Data entries
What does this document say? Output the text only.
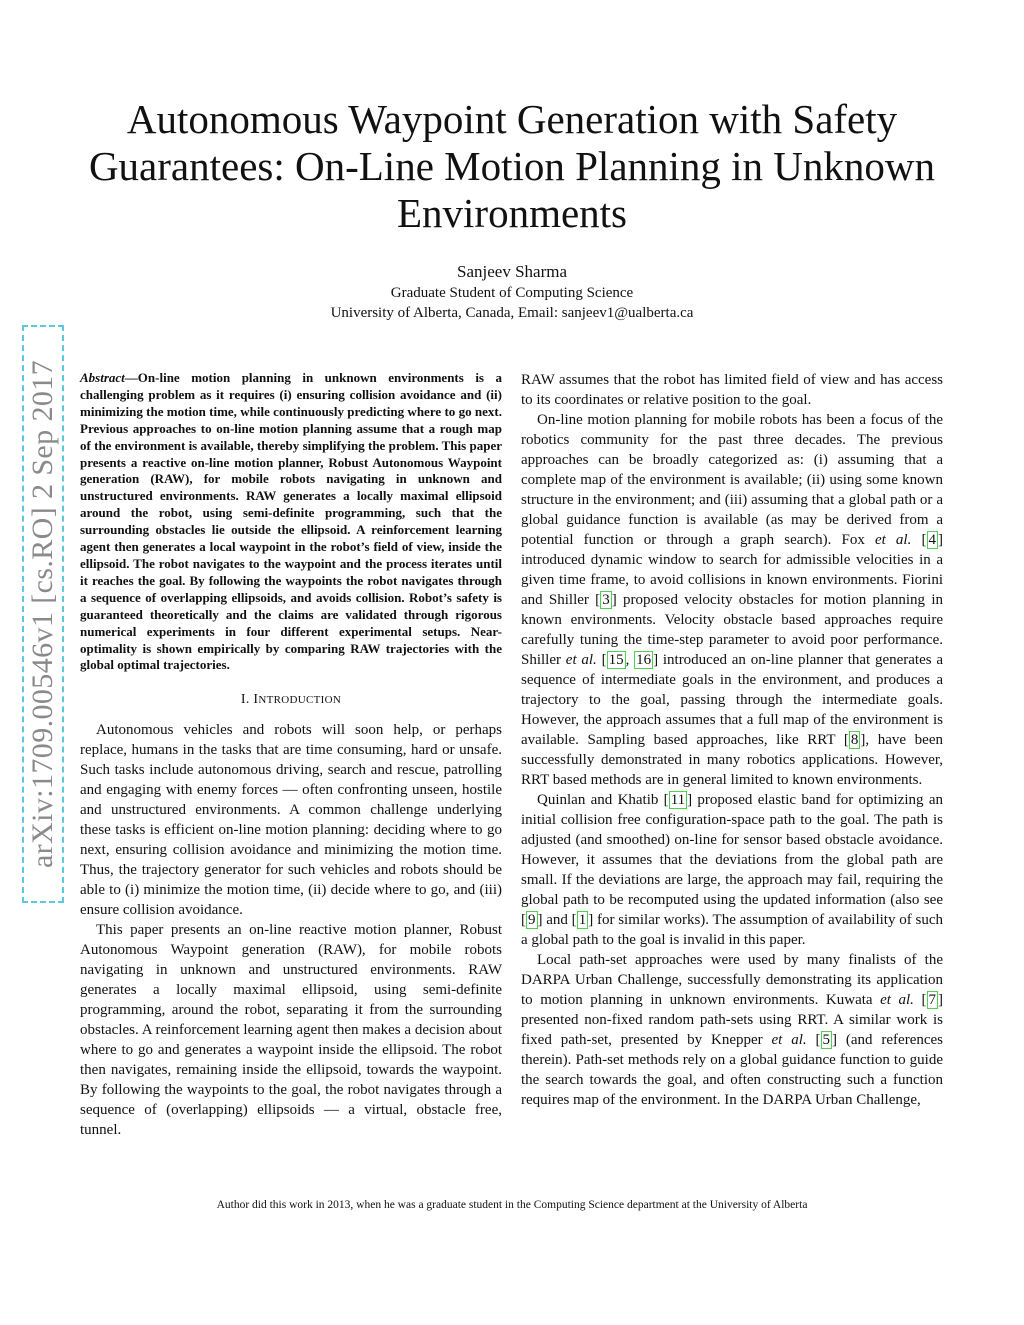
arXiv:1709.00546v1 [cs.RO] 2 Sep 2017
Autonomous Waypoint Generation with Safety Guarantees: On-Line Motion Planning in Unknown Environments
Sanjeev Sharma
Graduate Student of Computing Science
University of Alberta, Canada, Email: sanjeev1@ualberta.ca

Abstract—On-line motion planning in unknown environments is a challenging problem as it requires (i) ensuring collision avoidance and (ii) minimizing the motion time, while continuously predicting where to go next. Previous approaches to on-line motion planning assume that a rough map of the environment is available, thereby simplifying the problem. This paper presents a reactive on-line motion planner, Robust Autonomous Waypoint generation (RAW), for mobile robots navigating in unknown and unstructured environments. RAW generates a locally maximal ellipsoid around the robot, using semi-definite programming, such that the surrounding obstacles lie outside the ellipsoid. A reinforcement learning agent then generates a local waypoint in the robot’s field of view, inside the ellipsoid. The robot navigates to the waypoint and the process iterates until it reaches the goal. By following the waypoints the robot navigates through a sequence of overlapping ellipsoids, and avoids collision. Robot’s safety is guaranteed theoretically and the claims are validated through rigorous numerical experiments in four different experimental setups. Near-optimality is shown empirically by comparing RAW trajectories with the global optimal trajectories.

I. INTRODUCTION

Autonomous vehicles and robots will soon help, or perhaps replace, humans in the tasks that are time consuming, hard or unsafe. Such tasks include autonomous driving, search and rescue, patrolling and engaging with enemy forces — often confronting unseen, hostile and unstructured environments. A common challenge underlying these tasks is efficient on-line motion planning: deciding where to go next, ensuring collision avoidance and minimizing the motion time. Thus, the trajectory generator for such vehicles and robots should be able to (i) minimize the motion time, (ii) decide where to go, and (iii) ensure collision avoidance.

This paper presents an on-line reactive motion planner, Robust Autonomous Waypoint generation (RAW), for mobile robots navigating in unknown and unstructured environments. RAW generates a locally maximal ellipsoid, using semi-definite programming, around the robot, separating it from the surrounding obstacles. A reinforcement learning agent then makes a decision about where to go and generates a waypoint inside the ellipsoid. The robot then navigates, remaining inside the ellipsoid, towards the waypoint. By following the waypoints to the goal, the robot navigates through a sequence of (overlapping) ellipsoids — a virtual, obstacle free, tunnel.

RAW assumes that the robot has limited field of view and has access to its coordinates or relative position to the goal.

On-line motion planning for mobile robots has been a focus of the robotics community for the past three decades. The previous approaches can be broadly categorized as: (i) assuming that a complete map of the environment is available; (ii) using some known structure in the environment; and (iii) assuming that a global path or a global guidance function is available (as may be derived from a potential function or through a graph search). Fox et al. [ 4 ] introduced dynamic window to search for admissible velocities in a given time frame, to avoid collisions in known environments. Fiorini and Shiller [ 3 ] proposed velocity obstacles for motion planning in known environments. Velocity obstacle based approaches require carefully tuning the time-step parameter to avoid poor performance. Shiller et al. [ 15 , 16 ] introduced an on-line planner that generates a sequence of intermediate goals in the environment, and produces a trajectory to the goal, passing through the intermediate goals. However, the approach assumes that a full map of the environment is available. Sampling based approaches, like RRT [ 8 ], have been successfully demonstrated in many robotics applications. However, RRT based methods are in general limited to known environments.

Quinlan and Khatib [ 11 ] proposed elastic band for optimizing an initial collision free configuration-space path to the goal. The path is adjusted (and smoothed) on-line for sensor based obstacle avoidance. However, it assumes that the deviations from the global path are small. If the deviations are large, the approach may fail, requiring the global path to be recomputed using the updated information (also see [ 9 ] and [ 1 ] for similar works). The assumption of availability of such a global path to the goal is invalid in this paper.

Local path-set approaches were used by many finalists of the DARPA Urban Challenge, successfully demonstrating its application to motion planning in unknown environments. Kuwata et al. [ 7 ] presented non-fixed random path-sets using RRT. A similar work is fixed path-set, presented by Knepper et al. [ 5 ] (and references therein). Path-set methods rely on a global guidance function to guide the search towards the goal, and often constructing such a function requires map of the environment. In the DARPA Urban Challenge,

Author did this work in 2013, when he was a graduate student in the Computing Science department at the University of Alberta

TASK GOAL
Using the data above, print every line exactly, omitting pictures.

RESULT BELOW
What does this document say? Output the text only.
arXiv:1709.00546v1 [cs.RO] 2 Sep 2017
Autonomous Waypoint Generation with Safety Guarantees: On-Line Motion Planning in Unknown Environments
Sanjeev Sharma
Graduate Student of Computing Science
University of Alberta, Canada, Email: sanjeev1@ualberta.ca

Abstract—On-line motion planning in unknown environments is a challenging problem as it requires (i) ensuring collision avoidance and (ii) minimizing the motion time, while continuously predicting where to go next. Previous approaches to on-line motion planning assume that a rough map of the environment is available, thereby simplifying the problem. This paper presents a reactive on-line motion planner, Robust Autonomous Waypoint generation (RAW), for mobile robots navigating in unknown and unstructured environments. RAW generates a locally maximal ellipsoid around the robot, using semi-definite programming, such that the surrounding obstacles lie outside the ellipsoid. A reinforcement learning agent then generates a local waypoint in the robot’s field of view, inside the ellipsoid. The robot navigates to the waypoint and the process iterates until it reaches the goal. By following the waypoints the robot navigates through a sequence of overlapping ellipsoids, and avoids collision. Robot’s safety is guaranteed theoretically and the claims are validated through rigorous numerical experiments in four different experimental setups. Near-optimality is shown empirically by comparing RAW trajectories with the global optimal trajectories.

I. INTRODUCTION

Autonomous vehicles and robots will soon help, or perhaps replace, humans in the tasks that are time consuming, hard or unsafe. Such tasks include autonomous driving, search and rescue, patrolling and engaging with enemy forces — often confronting unseen, hostile and unstructured environments. A common challenge underlying these tasks is efficient on-line motion planning: deciding where to go next, ensuring collision avoidance and minimizing the motion time. Thus, the trajectory generator for such vehicles and robots should be able to (i) minimize the motion time, (ii) decide where to go, and (iii) ensure collision avoidance.

This paper presents an on-line reactive motion planner, Robust Autonomous Waypoint generation (RAW), for mobile robots navigating in unknown and unstructured environments. RAW generates a locally maximal ellipsoid, using semi-definite programming, around the robot, separating it from the surrounding obstacles. A reinforcement learning agent then makes a decision about where to go and generates a waypoint inside the ellipsoid. The robot then navigates, remaining inside the ellipsoid, towards the waypoint. By following the waypoints to the goal, the robot navigates through a sequence of (overlapping) ellipsoids — a virtual, obstacle free, tunnel.

RAW assumes that the robot has limited field of view and has access to its coordinates or relative position to the goal.

On-line motion planning for mobile robots has been a focus of the robotics community for the past three decades. The previous approaches can be broadly categorized as: (i) assuming that a complete map of the environment is available; (ii) using some known structure in the environment; and (iii) assuming that a global path or a global guidance function is available (as may be derived from a potential function or through a graph search). Fox et al. [ 4 ] introduced dynamic window to search for admissible velocities in a given time frame, to avoid collisions in known environments. Fiorini and Shiller [ 3 ] proposed velocity obstacles for motion planning in known environments. Velocity obstacle based approaches require carefully tuning the time-step parameter to avoid poor performance. Shiller et al. [ 15 , 16 ] introduced an on-line planner that generates a sequence of intermediate goals in the environment, and produces a trajectory to the goal, passing through the intermediate goals. However, the approach assumes that a full map of the environment is available. Sampling based approaches, like RRT [ 8 ], have been successfully demonstrated in many robotics applications. However, RRT based methods are in general limited to known environments.

Quinlan and Khatib [ 11 ] proposed elastic band for optimizing an initial collision free configuration-space path to the goal. The path is adjusted (and smoothed) on-line for sensor based obstacle avoidance. However, it assumes that the deviations from the global path are small. If the deviations are large, the approach may fail, requiring the global path to be recomputed using the updated information (also see [ 9 ] and [ 1 ] for similar works). The assumption of availability of such a global path to the goal is invalid in this paper.

Local path-set approaches were used by many finalists of the DARPA Urban Challenge, successfully demonstrating its application to motion planning in unknown environments. Kuwata et al. [ 7 ] presented non-fixed random path-sets using RRT. A similar work is fixed path-set, presented by Knepper et al. [ 5 ] (and references therein). Path-set methods rely on a global guidance function to guide the search towards the goal, and often constructing such a function requires map of the environment. In the DARPA Urban Challenge,

Author did this work in 2013, when he was a graduate student in the Computing Science department at the University of Alberta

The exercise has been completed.